• WORK TO BE COMPLETED
Write out the lines below exactly as they appear, leaving the pictures out of your answer.

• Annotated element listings
........

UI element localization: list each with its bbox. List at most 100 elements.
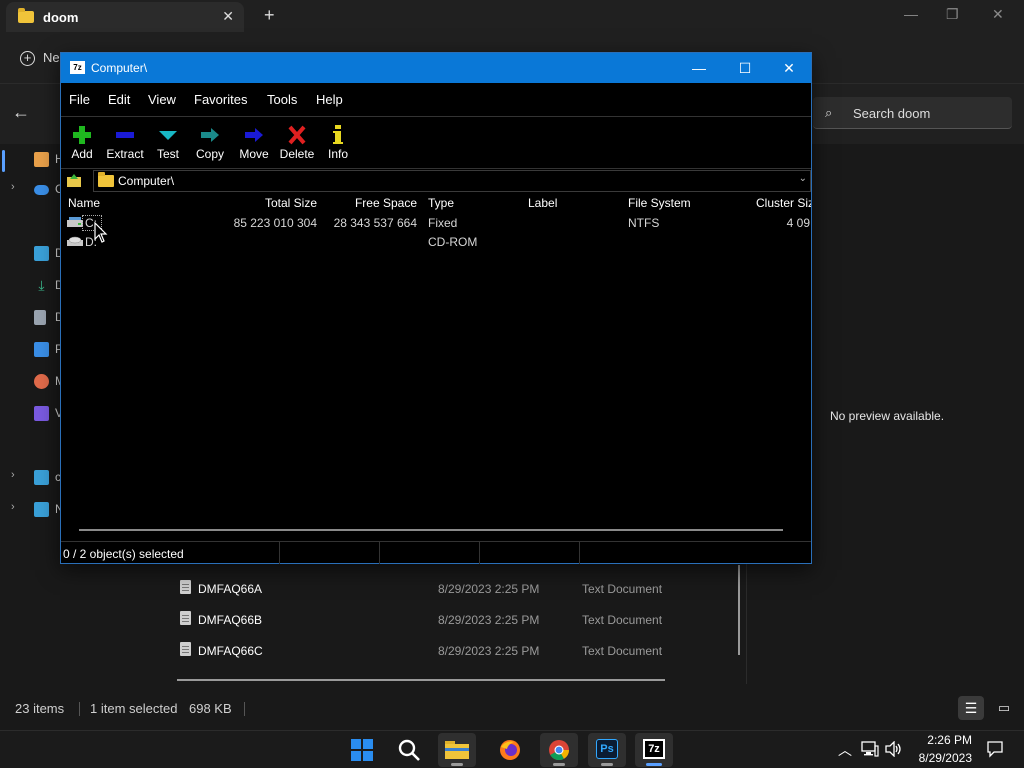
sidebar-item-network[interactable]: › N [0,498,60,522]
move-label: Move [239,147,269,161]
drive-row[interactable]: C: 85 223 010 304 28 343 537 664 Fixed N… [61,214,811,233]
sidebar-item-onedrive[interactable]: › C [0,178,60,202]
delete-icon [288,125,306,145]
sevenzip-titlebar[interactable]: 7z Computer\ — ☐ ✕ [61,53,811,83]
column-header-file-system[interactable]: File System [628,196,691,210]
delete-button[interactable]: Delete [279,121,315,165]
status-pane-divider [479,542,480,564]
file-row[interactable]: DMFAQ66A 8/29/2023 2:25 PM Text Document [160,574,740,602]
move-icon [245,128,263,142]
chevron-right-icon[interactable]: › [11,181,15,193]
menu-view[interactable]: View [148,92,176,107]
horizontal-scrollbar[interactable] [79,529,783,531]
tab-title: doom [43,10,79,25]
details-view-icon[interactable]: ☰ [958,696,984,720]
selected-count: 1 item selected [90,701,178,716]
volume-icon[interactable] [885,741,903,757]
file-row[interactable]: DMFAQ66C 8/29/2023 2:25 PM Text Document [160,636,740,664]
this-pc-icon [34,470,49,485]
sevenzip-icon: 7z [643,739,665,759]
status-pane-divider [279,542,280,564]
search-placeholder: Search doom [853,106,931,121]
file-row[interactable]: DMFAQ66B 8/29/2023 2:25 PM Text Document [160,605,740,633]
download-icon: ⤓ [38,277,45,293]
menu-help[interactable]: Help [316,92,343,107]
minimize-icon[interactable]: — [904,6,918,22]
sevenzip-app-icon: 7z [70,61,85,74]
chevron-down-icon[interactable]: ⌄ [799,173,807,184]
drive-type: CD-ROM [428,235,478,249]
file-list: DMFAQ66A 8/29/2023 2:25 PM Text Document… [160,565,740,685]
file-type: Text Document [582,582,663,596]
info-label: Info [327,147,348,161]
hard-drive-icon [67,217,83,227]
start-button[interactable] [343,733,381,767]
column-header-cluster-size[interactable]: Cluster Siz [756,196,811,210]
menu-favorites[interactable]: Favorites [194,92,247,107]
file-date: 8/29/2023 2:25 PM [438,582,540,596]
extract-button[interactable]: Extract [104,121,146,165]
restore-icon[interactable]: ❐ [946,6,959,23]
extract-icon [116,132,134,138]
extract-label: Extract [106,147,144,161]
file-explorer-app[interactable] [438,733,476,767]
network-icon[interactable] [861,741,879,757]
notification-icon[interactable] [986,740,1004,758]
column-header-total-size[interactable]: Total Size [237,196,317,210]
sidebar-item-downloads[interactable]: ⤓ D [0,274,60,298]
music-icon [34,374,49,389]
file-list-horizontal-scrollbar[interactable] [177,679,665,681]
search-button[interactable] [390,733,428,767]
search-input[interactable]: ⌕ Search doom [813,97,1012,129]
explorer-tab[interactable]: doom ✕ [6,2,244,32]
address-input[interactable]: Computer\ ⌄ [93,170,811,192]
tiles-view-icon[interactable]: ▭ [994,696,1014,720]
sevenzip-app[interactable]: 7z [635,733,673,767]
move-button[interactable]: Move [237,121,271,165]
drive-row[interactable]: D: CD-ROM [61,233,811,252]
menu-edit[interactable]: Edit [108,92,130,107]
sidebar-item-this-pc[interactable]: › c [0,466,60,490]
chevron-up-icon[interactable]: ︿ [838,740,852,760]
clock-time[interactable]: 2:26 PM [912,733,972,747]
chevron-right-icon[interactable]: › [11,469,15,481]
chevron-right-icon[interactable]: › [11,501,15,513]
close-icon[interactable]: ✕ [992,6,1004,23]
info-button[interactable]: Info [325,121,351,165]
file-type: Text Document [582,613,663,627]
new-button[interactable]: + Ne [20,50,60,66]
chrome-app[interactable] [540,733,578,767]
drive-free-space: 28 343 537 664 [333,216,417,230]
sidebar-item-music[interactable]: M [0,370,60,394]
firefox-app[interactable] [491,733,529,767]
back-arrow-icon[interactable]: ← [12,102,30,123]
close-icon[interactable]: ✕ [766,53,812,83]
clock-date[interactable]: 8/29/2023 [905,751,972,765]
up-level-icon[interactable] [66,173,82,188]
sidebar-item-pictures[interactable]: P [0,338,60,362]
copy-button[interactable]: Copy [194,121,226,165]
cloud-icon [34,185,49,195]
test-button[interactable]: Test [153,121,183,165]
sidebar-item-documents[interactable]: D [0,306,60,330]
address-bar: Computer\ ⌄ [61,169,811,193]
column-header-free-space[interactable]: Free Space [337,196,417,210]
tab-close-icon[interactable]: ✕ [222,8,234,25]
menu-tools[interactable]: Tools [267,92,297,107]
cd-drive-icon [67,236,83,246]
menu-file[interactable]: File [69,92,90,107]
column-header-type[interactable]: Type [428,196,454,210]
sidebar-item-home[interactable]: H [0,148,60,172]
column-header-name[interactable]: Name [68,196,100,210]
add-button[interactable]: Add [65,121,99,165]
column-header-label[interactable]: Label [528,196,557,210]
new-tab-button[interactable]: + [264,5,275,26]
sidebar-item-desktop[interactable]: D [0,242,60,266]
sidebar-item-videos[interactable]: V [0,402,60,426]
minimize-icon[interactable]: — [676,53,722,83]
running-indicator [451,763,463,766]
explorer-status-bar: 23 items 1 item selected 698 KB ☰ ▭ [0,694,1024,722]
file-list-vertical-scrollbar[interactable] [738,565,740,655]
maximize-icon[interactable]: ☐ [722,53,768,83]
photoshop-app[interactable]: Ps [588,733,626,767]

........

• THE RESULT
UI element localization: list each with its bbox. List at most 100 elements.
sidebar-item-network[interactable]: › N [0,498,60,522]
move-label: Move [239,147,269,161]
drive-row[interactable]: C: 85 223 010 304 28 343 537 664 Fixed N… [61,214,811,233]
sidebar-item-onedrive[interactable]: › C [0,178,60,202]
delete-icon [288,125,306,145]
sevenzip-titlebar[interactable]: 7z Computer\ — ☐ ✕ [61,53,811,83]
column-header-file-system[interactable]: File System [628,196,691,210]
delete-button[interactable]: Delete [279,121,315,165]
status-pane-divider [479,542,480,564]
file-row[interactable]: DMFAQ66A 8/29/2023 2:25 PM Text Document [160,574,740,602]
move-icon [245,128,263,142]
chevron-right-icon[interactable]: › [11,181,15,193]
menu-view[interactable]: View [148,92,176,107]
horizontal-scrollbar[interactable] [79,529,783,531]
tab-title: doom [43,10,79,25]
details-view-icon[interactable]: ☰ [958,696,984,720]
selected-count: 1 item selected [90,701,178,716]
volume-icon[interactable] [885,741,903,757]
file-row[interactable]: DMFAQ66C 8/29/2023 2:25 PM Text Document [160,636,740,664]
this-pc-icon [34,470,49,485]
sevenzip-icon: 7z [643,739,665,759]
status-pane-divider [279,542,280,564]
search-placeholder: Search doom [853,106,931,121]
file-row[interactable]: DMFAQ66B 8/29/2023 2:25 PM Text Document [160,605,740,633]
download-icon: ⤓ [38,277,45,293]
menu-help[interactable]: Help [316,92,343,107]
minimize-icon[interactable]: — [904,6,918,22]
sevenzip-app-icon: 7z [70,61,85,74]
chevron-down-icon[interactable]: ⌄ [799,173,807,184]
drive-type: CD-ROM [428,235,478,249]
file-list: DMFAQ66A 8/29/2023 2:25 PM Text Document… [160,565,740,685]
file-type: Text Document [582,582,663,596]
info-label: Info [327,147,348,161]
hard-drive-icon [67,217,83,227]
start-button[interactable] [343,733,381,767]
column-header-cluster-size[interactable]: Cluster Siz [756,196,811,210]
menu-favorites[interactable]: Favorites [194,92,247,107]
file-date: 8/29/2023 2:25 PM [438,582,540,596]
extract-button[interactable]: Extract [104,121,146,165]
restore-icon[interactable]: ❐ [946,6,959,23]
extract-icon [116,132,134,138]
extract-label: Extract [106,147,144,161]
file-explorer-app[interactable] [438,733,476,767]
network-icon[interactable] [861,741,879,757]
notification-icon[interactable] [986,740,1004,758]
column-header-total-size[interactable]: Total Size [237,196,317,210]
sidebar-item-downloads[interactable]: ⤓ D [0,274,60,298]
music-icon [34,374,49,389]
file-list-horizontal-scrollbar[interactable] [177,679,665,681]
search-button[interactable] [390,733,428,767]
search-input[interactable]: ⌕ Search doom [813,97,1012,129]
explorer-tab[interactable]: doom ✕ [6,2,244,32]
address-input[interactable]: Computer\ ⌄ [93,170,811,192]
tiles-view-icon[interactable]: ▭ [994,696,1014,720]
sevenzip-app[interactable]: 7z [635,733,673,767]
move-button[interactable]: Move [237,121,271,165]
drive-row[interactable]: D: CD-ROM [61,233,811,252]
menu-edit[interactable]: Edit [108,92,130,107]
sidebar-item-this-pc[interactable]: › c [0,466,60,490]
chevron-up-icon[interactable]: ︿ [838,740,852,760]
clock-time[interactable]: 2:26 PM [912,733,972,747]
chevron-right-icon[interactable]: › [11,469,15,481]
chevron-right-icon[interactable]: › [11,501,15,513]
close-icon[interactable]: ✕ [992,6,1004,23]
info-button[interactable]: Info [325,121,351,165]
file-type: Text Document [582,613,663,627]
new-button[interactable]: + Ne [20,50,60,66]
chrome-app[interactable] [540,733,578,767]
drive-free-space: 28 343 537 664 [333,216,417,230]
sidebar-item-music[interactable]: M [0,370,60,394]
firefox-app[interactable] [491,733,529,767]
back-arrow-icon[interactable]: ← [12,102,30,123]
close-icon[interactable]: ✕ [766,53,812,83]
clock-date[interactable]: 8/29/2023 [905,751,972,765]
up-level-icon[interactable] [66,173,82,188]
sidebar-item-pictures[interactable]: P [0,338,60,362]
copy-button[interactable]: Copy [194,121,226,165]
cloud-icon [34,185,49,195]
test-button[interactable]: Test [153,121,183,165]
sidebar-item-documents[interactable]: D [0,306,60,330]
address-bar: Computer\ ⌄ [61,169,811,193]
column-header-free-space[interactable]: Free Space [337,196,417,210]
tab-close-icon[interactable]: ✕ [222,8,234,25]
menu-tools[interactable]: Tools [267,92,297,107]
cd-drive-icon [67,236,83,246]
menu-file[interactable]: File [69,92,90,107]
column-header-type[interactable]: Type [428,196,454,210]
sidebar-item-home[interactable]: H [0,148,60,172]
column-header-name[interactable]: Name [68,196,100,210]
add-button[interactable]: Add [65,121,99,165]
column-header-label[interactable]: Label [528,196,557,210]
new-tab-button[interactable]: + [264,5,275,26]
sidebar-item-desktop[interactable]: D [0,242,60,266]
sidebar-item-videos[interactable]: V [0,402,60,426]
minimize-icon[interactable]: — [676,53,722,83]
running-indicator [451,763,463,766]
explorer-status-bar: 23 items 1 item selected 698 KB ☰ ▭ [0,694,1024,722]
file-list-vertical-scrollbar[interactable] [738,565,740,655]
maximize-icon[interactable]: ☐ [722,53,768,83]
photoshop-app[interactable]: Ps [588,733,626,767]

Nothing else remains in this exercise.